**WRITTEN REQUEST:**
Search the listing below for the string "Genel" and show each line that contains it.

Saved entries
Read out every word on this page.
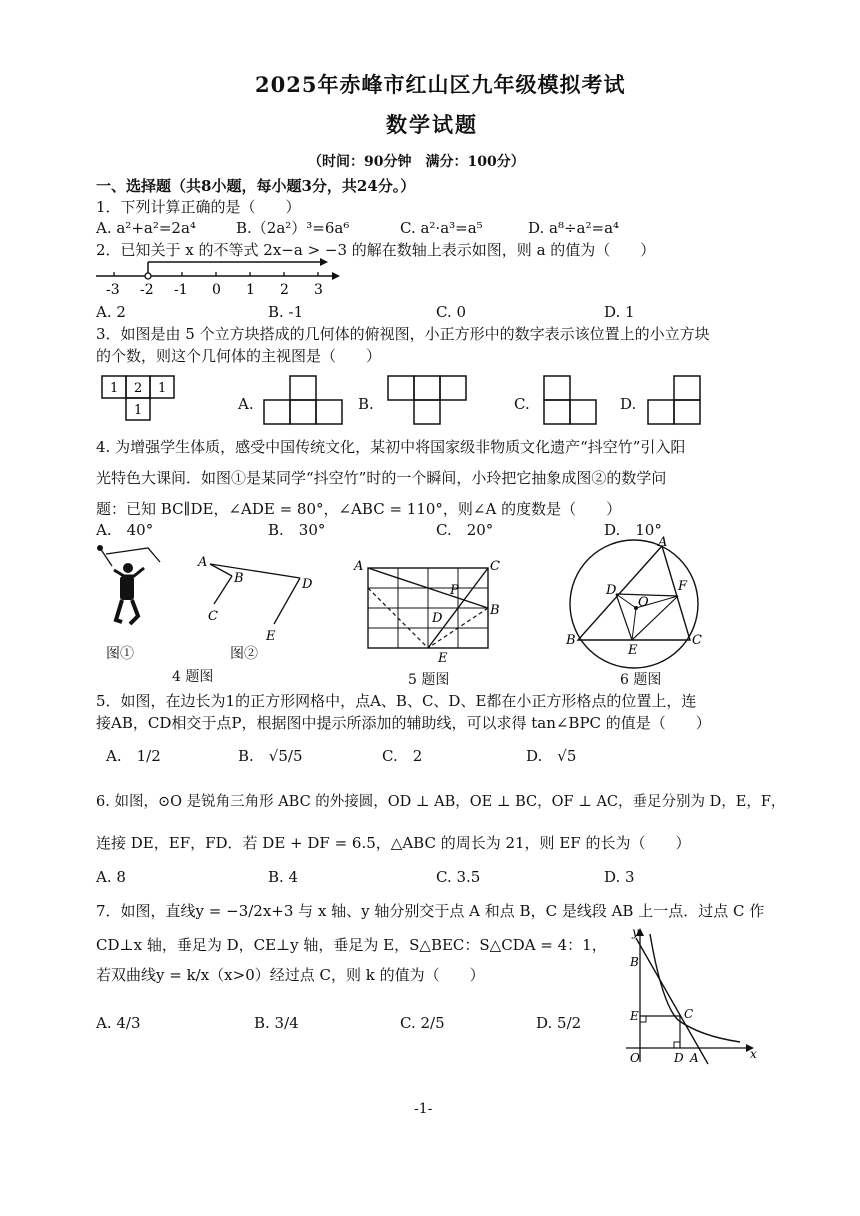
2025年赤峰市红山区九年级模拟考试
数学试题
（时间：90分钟　满分：100分）
一、选择题（共8小题，每小题3分，共24分。）
1．下列计算正确的是（　　）
A. a²+a²=2a⁴	B.（2a²）³=6a⁶	C. a²·a³=a⁵	D. a⁸÷a²=a⁴
2．已知关于 x 的不等式 2x−a > −3 的解在数轴上表示如图，则 a 的值为（　　）
-3 -2 -1 0 1 2 3
A. 2	B. -1	C. 0	D. 1
3．如图是由 5 个立方块搭成的几何体的俯视图，小正方形中的数字表示该位置上的小立方块
的个数，则这个几何体的主视图是（　　）
1 2 1
1	A.	B.	C.	D.
4. 为增强学生体质，感受中国传统文化，某初中将国家级非物质文化遗产“抖空竹”引入阳
光特色大课间．如图①是某同学“抖空竹”时的一个瞬间，小玲把它抽象成图②的数学问
题：已知 BC∥DE，∠ADE = 80°，∠ABC = 110°，则∠A 的度数是（　　）
A.　40°	B.　30°	C.　20°	D.　10°
图①
A
B
C
D
E
图②
4 题图
A	C
P
B
D
E
5 题图
A
B	C
D
E
F
O
6 题图
5．如图，在边长为1的正方形网格中，点A、B、C、D、E都在小正方形格点的位置上，连
接AB，CD相交于点P，根据图中提示所添加的辅助线，可以求得 tan∠BPC 的值是（　　）
A.　1/2	B.　√5/5	C.　2	D.　√5
6. 如图，⊙O 是锐角三角形 ABC 的外接圆，OD ⊥ AB，OE ⊥ BC，OF ⊥ AC，垂足分别为 D，E，F，
连接 DE，EF，FD．若 DE + DF = 6.5，△ABC 的周长为 21，则 EF 的长为（　　）
A. 8	B. 4	C. 3.5	D. 3
7．如图，直线y = −3/2x+3 与 x 轴、y 轴分别交于点 A 和点 B，C 是线段 AB 上一点．过点 C 作
CD⊥x 轴，垂足为 D，CE⊥y 轴，垂足为 E，S△BEC：S△CDA = 4：1，
若双曲线y = k/x（x>0）经过点 C，则 k 的值为（　　）
A. 4/3	B. 3/4	C. 2/5	D. 5/2
y
B
E	C
O	D A	x
-1-
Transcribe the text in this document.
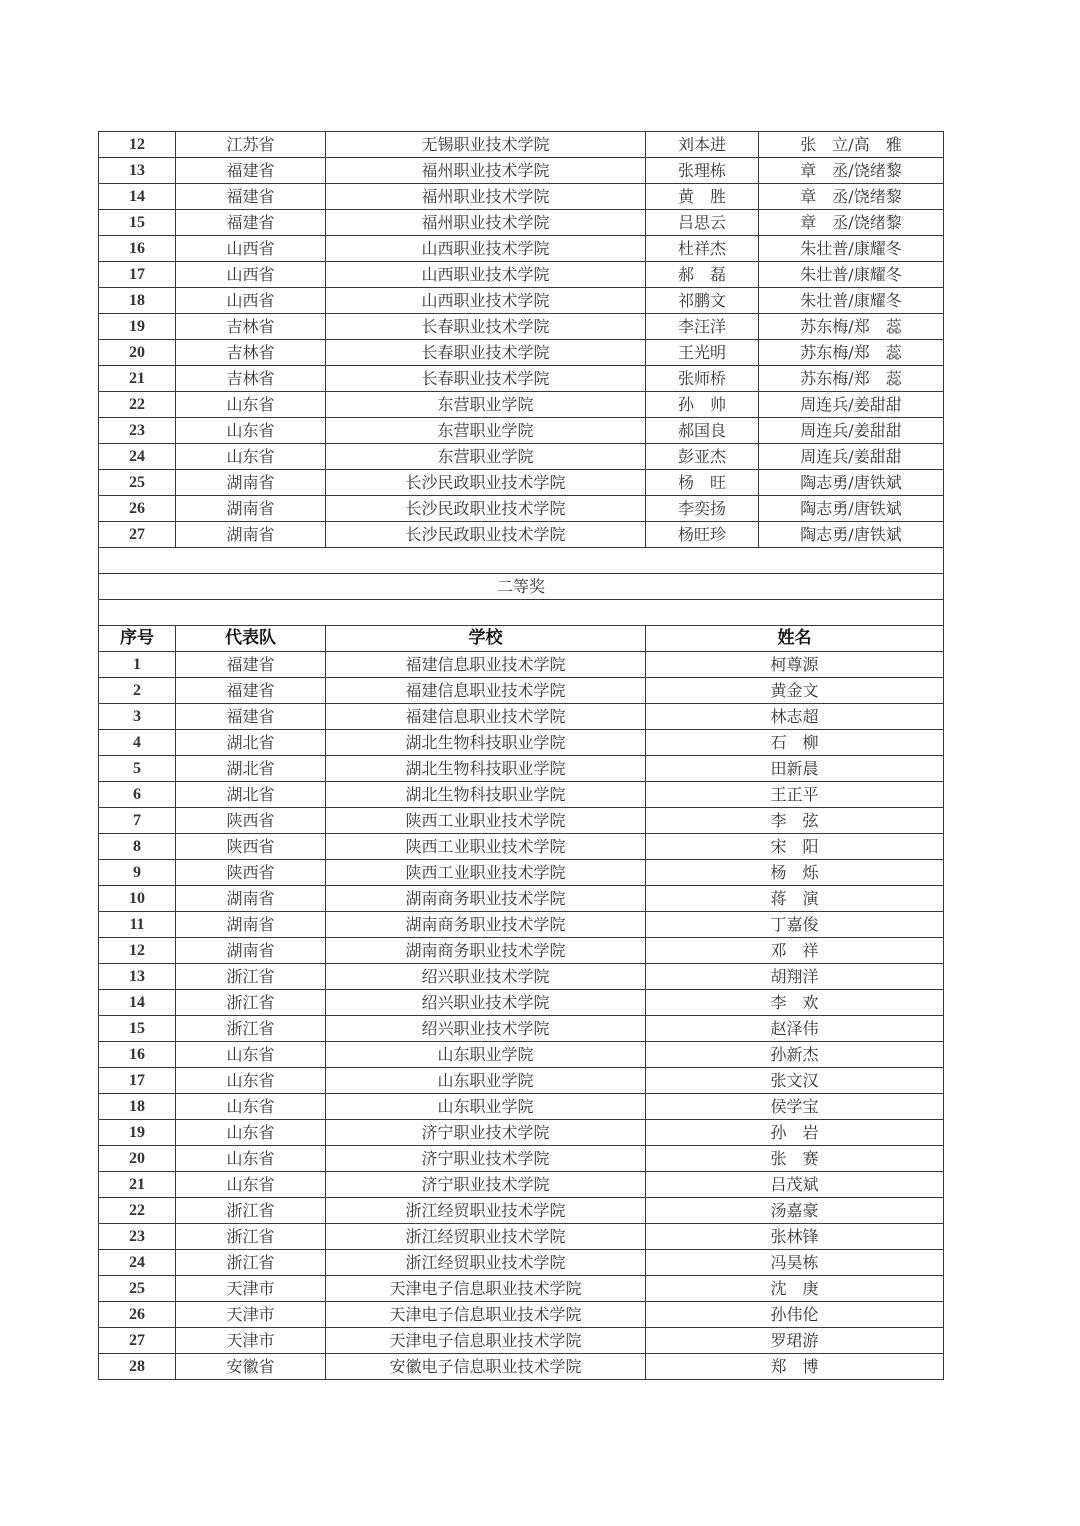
12	江苏省	无锡职业技术学院	刘本进	张　立/高　雅
13	福建省	福州职业技术学院	张理栋	章　丞/饶绪黎
14	福建省	福州职业技术学院	黄　胜	章　丞/饶绪黎
15	福建省	福州职业技术学院	吕思云	章　丞/饶绪黎
16	山西省	山西职业技术学院	杜祥杰	朱壮普/康耀冬
17	山西省	山西职业技术学院	郝　磊	朱壮普/康耀冬
18	山西省	山西职业技术学院	祁鹏文	朱壮普/康耀冬
19	吉林省	长春职业技术学院	李汪洋	苏东梅/郑　蕊
20	吉林省	长春职业技术学院	王光明	苏东梅/郑　蕊
21	吉林省	长春职业技术学院	张师桥	苏东梅/郑　蕊
22	山东省	东营职业学院	孙　帅	周连兵/姜甜甜
23	山东省	东营职业学院	郝国良	周连兵/姜甜甜
24	山东省	东营职业学院	彭亚杰	周连兵/姜甜甜
25	湖南省	长沙民政职业技术学院	杨　旺	陶志勇/唐铁斌
26	湖南省	长沙民政职业技术学院	李奕扬	陶志勇/唐铁斌
27	湖南省	长沙民政职业技术学院	杨旺珍	陶志勇/唐铁斌

二等奖				

序号	代表队	学校	姓名	
1	福建省	福建信息职业技术学院	柯尊源	
2	福建省	福建信息职业技术学院	黄金文	
3	福建省	福建信息职业技术学院	林志超	
4	湖北省	湖北生物科技职业学院	石　柳	
5	湖北省	湖北生物科技职业学院	田新晨	
6	湖北省	湖北生物科技职业学院	王正平	
7	陕西省	陕西工业职业技术学院	李　弦	
8	陕西省	陕西工业职业技术学院	宋　阳	
9	陕西省	陕西工业职业技术学院	杨　烁	
10	湖南省	湖南商务职业技术学院	蒋　演	
11	湖南省	湖南商务职业技术学院	丁嘉俊	
12	湖南省	湖南商务职业技术学院	邓　祥	
13	浙江省	绍兴职业技术学院	胡翔洋	
14	浙江省	绍兴职业技术学院	李　欢	
15	浙江省	绍兴职业技术学院	赵泽伟	
16	山东省	山东职业学院	孙新杰	
17	山东省	山东职业学院	张文汉	
18	山东省	山东职业学院	侯学宝	
19	山东省	济宁职业技术学院	孙　岩	
20	山东省	济宁职业技术学院	张　赛	
21	山东省	济宁职业技术学院	吕茂斌	
22	浙江省	浙江经贸职业技术学院	汤嘉豪	
23	浙江省	浙江经贸职业技术学院	张林锋	
24	浙江省	浙江经贸职业技术学院	冯昊栋	
25	天津市	天津电子信息职业技术学院	沈　庚	
26	天津市	天津电子信息职业技术学院	孙伟伦	
27	天津市	天津电子信息职业技术学院	罗珺游	
28	安徽省	安徽电子信息职业技术学院	郑　博	
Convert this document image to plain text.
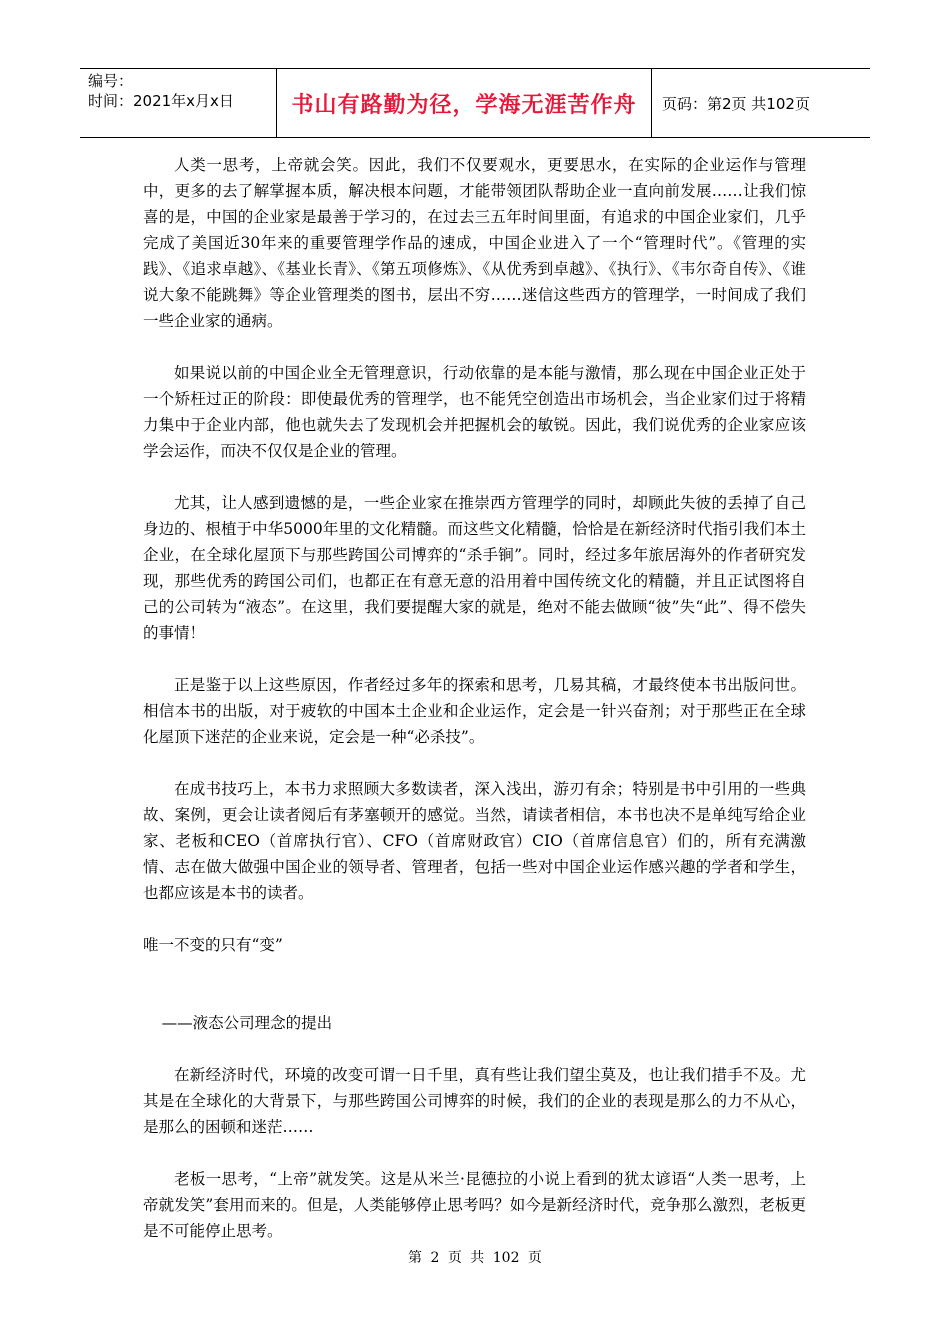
编号：
时间：2021年x月x日	书山有路勤为径，学海无涯苦作舟	页码：第2页 共102页

人类一思考，上帝就会笑。因此，我们不仅要观水，更要思水，在实际的企业运作与管理中，更多的去了解掌握本质，解决根本问题，才能带领团队帮助企业一直向前发展……让我们惊喜的是，中国的企业家是最善于学习的，在过去三五年时间里面，有追求的中国企业家们，几乎完成了美国近30年来的重要管理学作品的速成，中国企业进入了一个“管理时代”。《管理的实践》、《追求卓越》、《基业长青》、《第五项修炼》、《从优秀到卓越》、《执行》、《韦尔奇自传》、《谁说大象不能跳舞》等企业管理类的图书，层出不穷……迷信这些西方的管理学，一时间成了我们一些企业家的通病。

如果说以前的中国企业全无管理意识，行动依靠的是本能与激情，那么现在中国企业正处于一个矫枉过正的阶段：即使最优秀的管理学，也不能凭空创造出市场机会，当企业家们过于将精力集中于企业内部，他也就失去了发现机会并把握机会的敏锐。因此，我们说优秀的企业家应该学会运作，而决不仅仅是企业的管理。

尤其，让人感到遗憾的是，一些企业家在推崇西方管理学的同时，却顾此失彼的丢掉了自己身边的、根植于中华5000年里的文化精髓。而这些文化精髓，恰恰是在新经济时代指引我们本土企业，在全球化屋顶下与那些跨国公司博弈的“杀手锏”。同时，经过多年旅居海外的作者研究发现，那些优秀的跨国公司们，也都正在有意无意的沿用着中国传统文化的精髓，并且正试图将自己的公司转为“液态”。在这里，我们要提醒大家的就是，绝对不能去做顾“彼”失“此”、得不偿失的事情！

正是鉴于以上这些原因，作者经过多年的探索和思考，几易其稿，才最终使本书出版问世。相信本书的出版，对于疲软的中国本土企业和企业运作，定会是一针兴奋剂；对于那些正在全球化屋顶下迷茫的企业来说，定会是一种“必杀技”。

在成书技巧上，本书力求照顾大多数读者，深入浅出，游刃有余；特别是书中引用的一些典故、案例，更会让读者阅后有茅塞顿开的感觉。当然，请读者相信，本书也决不是单纯写给企业家、老板和CEO（首席执行官）、CFO（首席财政官）CIO（首席信息官）们的，所有充满激情、志在做大做强中国企业的领导者、管理者，包括一些对中国企业运作感兴趣的学者和学生，也都应该是本书的读者。

唯一不变的只有“变”

——液态公司理念的提出

在新经济时代，环境的改变可谓一日千里，真有些让我们望尘莫及，也让我们措手不及。尤其是在全球化的大背景下，与那些跨国公司博弈的时候，我们的企业的表现是那么的力不从心，是那么的困顿和迷茫……

老板一思考，“上帝”就发笑。这是从米兰·昆德拉的小说上看到的犹太谚语“人类一思考，上帝就发笑”套用而来的。但是，人类能够停止思考吗？如今是新经济时代，竞争那么激烈，老板更是不可能停止思考。

第 2 页 共 102 页
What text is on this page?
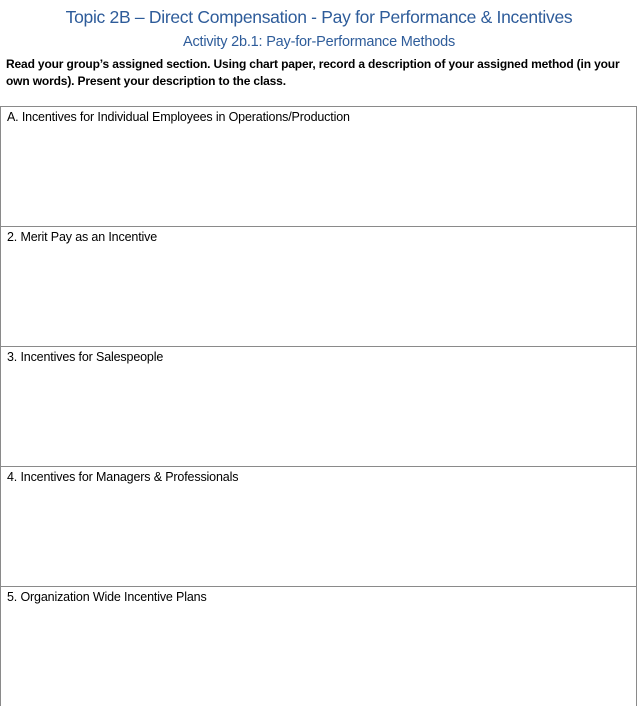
Topic 2B – Direct Compensation - Pay for Performance & Incentives
Activity 2b.1: Pay-for-Performance Methods
Read your group’s assigned section. Using chart paper, record a description of your assigned method (in your own words). Present your description to the class.
A. Incentives for Individual Employees in Operations/Production
2. Merit Pay as an Incentive
3. Incentives for Salespeople
4. Incentives for Managers & Professionals
5. Organization Wide Incentive Plans
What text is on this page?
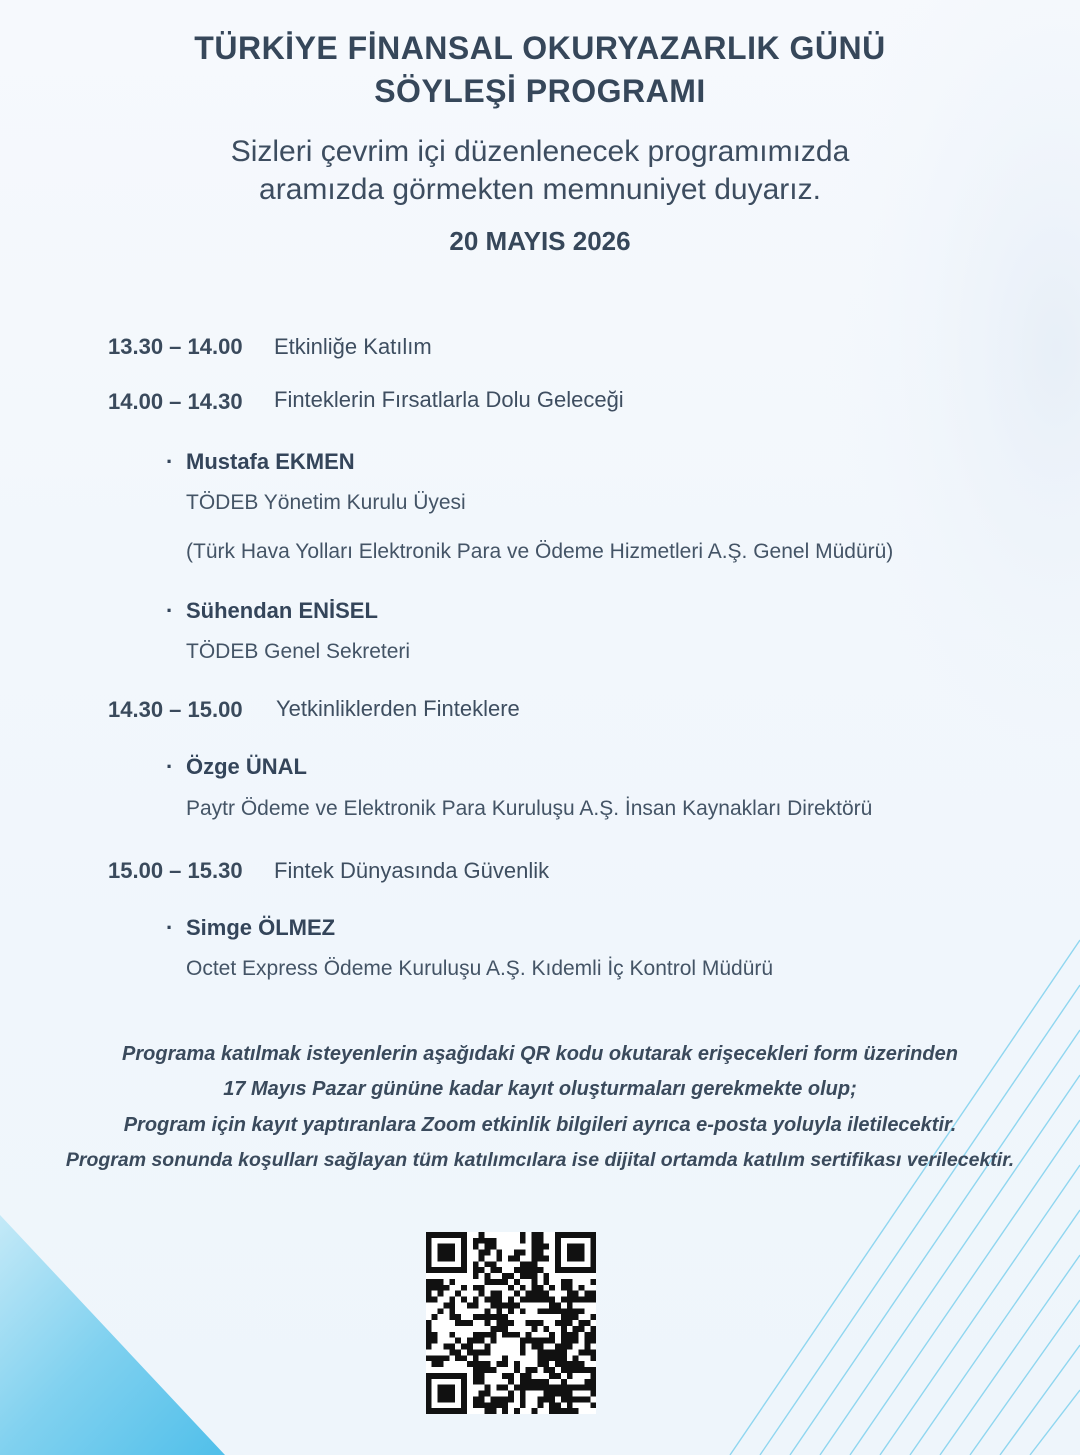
TÜRKİYE FİNANSAL OKURYAZARLIK GÜNÜ
SÖYLEŞİ PROGRAMI
Sizleri çevrim içi düzenlenecek programımızda
aramızda görmekten memnuniyet duyarız.
20 MAYIS 2026
13.30 – 14.00 Etkinliğe Katılım
14.00 – 14.30 Finteklerin Fırsatlarla Dolu Geleceği
· Mustafa EKMEN
TÖDEB Yönetim Kurulu Üyesi
(Türk Hava Yolları Elektronik Para ve Ödeme Hizmetleri A.Ş. Genel Müdürü)
· Sühendan ENİSEL
TÖDEB Genel Sekreteri
14.30 – 15.00 Yetkinliklerden Finteklere
· Özge ÜNAL
Paytr Ödeme ve Elektronik Para Kuruluşu A.Ş. İnsan Kaynakları Direktörü
15.00 – 15.30 Fintek Dünyasında Güvenlik
· Simge ÖLMEZ
Octet Express Ödeme Kuruluşu A.Ş. Kıdemli İç Kontrol Müdürü
Programa katılmak isteyenlerin aşağıdaki QR kodu okutarak erişecekleri form üzerinden
17 Mayıs Pazar gününe kadar kayıt oluşturmaları gerekmekte olup;
Program için kayıt yaptıranlara Zoom etkinlik bilgileri ayrıca e-posta yoluyla iletilecektir.
Program sonunda koşulları sağlayan tüm katılımcılara ise dijital ortamda katılım sertifikası verilecektir.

**EXERCISE RESULT:**
(Türk Hava Yolları Elektronik Para ve Ödeme Hizmetleri A.Ş. Genel Müdürü)
TÖDEB Genel Sekreteri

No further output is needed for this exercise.